INPUT:
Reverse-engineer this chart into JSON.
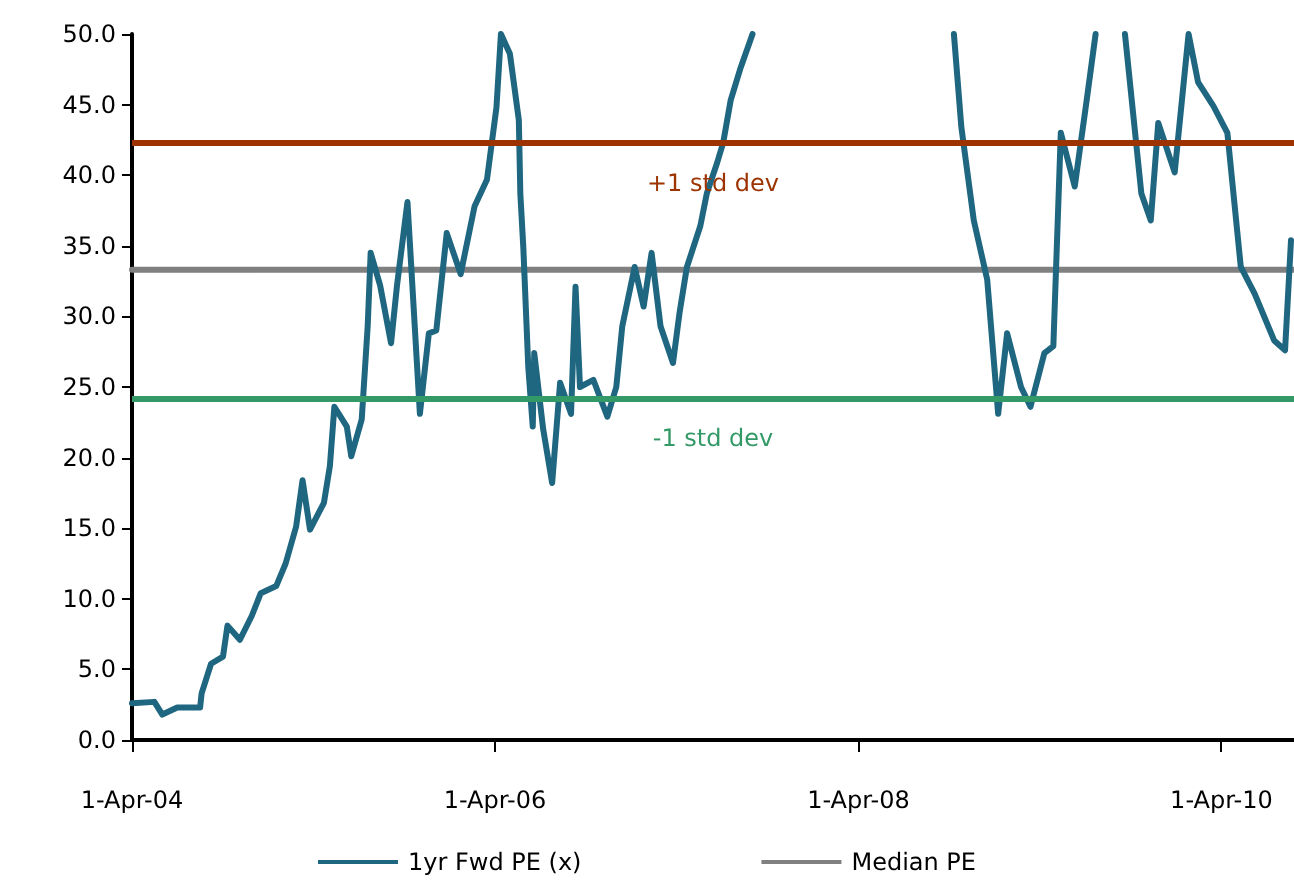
{
  "chart_data": {
    "type": "line",
    "series": [
      {
        "name": "1yr Fwd PE (x)",
        "color": "#1f6680",
        "x": [
          "2004-04-01",
          "2004-05-16",
          "2004-06-01",
          "2004-07-01",
          "2004-08-16",
          "2004-08-19",
          "2004-09-07",
          "2004-10-01",
          "2004-10-10",
          "2004-11-04",
          "2004-11-28",
          "2004-12-16",
          "2005-01-16",
          "2005-02-04",
          "2005-02-25",
          "2005-03-10",
          "2005-03-25",
          "2005-04-22",
          "2005-05-04",
          "2005-05-13",
          "2005-06-07",
          "2005-06-16",
          "2005-07-07",
          "2005-07-13",
          "2005-07-19",
          "2005-07-25",
          "2005-08-13",
          "2005-09-04",
          "2005-09-16",
          "2005-10-07",
          "2005-11-01",
          "2005-11-19",
          "2005-12-04",
          "2005-12-25",
          "2006-01-22",
          "2006-02-19",
          "2006-03-16",
          "2006-04-04",
          "2006-04-13",
          "2006-05-01",
          "2006-05-19",
          "2006-05-22",
          "2006-05-28",
          "2006-06-07",
          "2006-06-16",
          "2006-06-19",
          "2006-07-07",
          "2006-07-25",
          "2006-08-10",
          "2006-09-01",
          "2006-09-10",
          "2006-09-19",
          "2006-10-16",
          "2006-11-13",
          "2006-12-01",
          "2006-12-13",
          "2007-01-07",
          "2007-01-25",
          "2007-02-10",
          "2007-02-28",
          "2007-03-25",
          "2007-04-07",
          "2007-04-22",
          "2007-05-19",
          "2007-06-01",
          "2007-06-22",
          "2007-07-04",
          "2007-07-19",
          "2007-08-07",
          "2007-08-28",
          "2007-09-01",
          "2008-01-01",
          "2008-10-10",
          "2008-10-25",
          "2008-11-19",
          "2008-12-16",
          "2009-01-07",
          "2009-01-25",
          "2009-02-22",
          "2009-03-13",
          "2009-04-10",
          "2009-04-28",
          "2009-05-13",
          "2009-06-10",
          "2009-07-04",
          "2009-07-22",
          "2009-08-01",
          "2009-09-19",
          "2009-10-22",
          "2009-11-10",
          "2009-11-25",
          "2009-12-28",
          "2010-01-25",
          "2010-02-13",
          "2010-03-16",
          "2010-04-13",
          "2010-05-10",
          "2010-06-07",
          "2010-07-16",
          "2010-08-07",
          "2010-08-19"
        ],
        "values": [
          2.6,
          2.7,
          1.8,
          2.3,
          2.3,
          3.3,
          5.4,
          5.9,
          8.1,
          7.1,
          8.8,
          10.4,
          10.9,
          12.5,
          15.1,
          18.4,
          14.9,
          16.8,
          19.4,
          23.6,
          22.2,
          20.1,
          22.7,
          26.0,
          29.3,
          34.5,
          32.2,
          28.1,
          32.2,
          38.1,
          23.1,
          28.8,
          29.0,
          35.9,
          33.0,
          37.8,
          39.7,
          44.8,
          50.0,
          48.6,
          43.9,
          38.7,
          34.9,
          26.4,
          22.2,
          27.4,
          22.0,
          18.2,
          25.3,
          23.1,
          32.1,
          25.0,
          25.5,
          22.9,
          25.0,
          29.3,
          33.5,
          30.7,
          34.5,
          29.3,
          26.7,
          30.2,
          33.5,
          36.4,
          38.7,
          40.9,
          42.3,
          45.3,
          47.5,
          49.6,
          50.0,
          null,
          50.0,
          43.4,
          36.8,
          32.6,
          23.1,
          28.8,
          25.0,
          23.6,
          27.4,
          27.9,
          43.0,
          39.2,
          45.3,
          50.0,
          null,
          50.0,
          38.7,
          36.8,
          43.7,
          40.2,
          50.0,
          46.6,
          44.9,
          43.0,
          33.5,
          31.6,
          28.3,
          27.6,
          35.4
        ]
      },
      {
        "name": "Median PE",
        "color": "#808080",
        "x": [
          "2004-04-01",
          "2010-08-25"
        ],
        "values": [
          33.3,
          33.3
        ]
      }
    ],
    "ref_lines": [
      {
        "axis": "y",
        "value": 42.3,
        "label": "+1 std dev",
        "color": "#9c3300"
      },
      {
        "axis": "y",
        "value": 24.2,
        "label": "-1 std dev",
        "color": "#339966"
      }
    ],
    "xlim": [
      "2004-04-01",
      "2010-08-25"
    ],
    "xticks": [
      {
        "value": "2004-04-01",
        "label": "1-Apr-04"
      },
      {
        "value": "2006-04-01",
        "label": "1-Apr-06"
      },
      {
        "value": "2008-04-01",
        "label": "1-Apr-08"
      },
      {
        "value": "2010-04-01",
        "label": "1-Apr-10"
      }
    ],
    "ylim": [
      0,
      50
    ],
    "yticks": [
      {
        "value": 0,
        "label": "0.0"
      },
      {
        "value": 5,
        "label": "5.0"
      },
      {
        "value": 10,
        "label": "10.0"
      },
      {
        "value": 15,
        "label": "15.0"
      },
      {
        "value": 20,
        "label": "20.0"
      },
      {
        "value": 25,
        "label": "25.0"
      },
      {
        "value": 30,
        "label": "30.0"
      },
      {
        "value": 35,
        "label": "35.0"
      },
      {
        "value": 40,
        "label": "40.0"
      },
      {
        "value": 45,
        "label": "45.0"
      },
      {
        "value": 50,
        "label": "50.0"
      }
    ],
    "grid": false,
    "legend": "bottom",
    "marker": "none",
    "line_style": "solid"
  }
}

WHAT THE TASK ASKS:
In the records above, locate the lines holding the word "color". Copy each of them.

SOLUTION:
        "color": "#1f6680",
        "color": "#808080",
        "color": "#9c3300"
        "color": "#339966"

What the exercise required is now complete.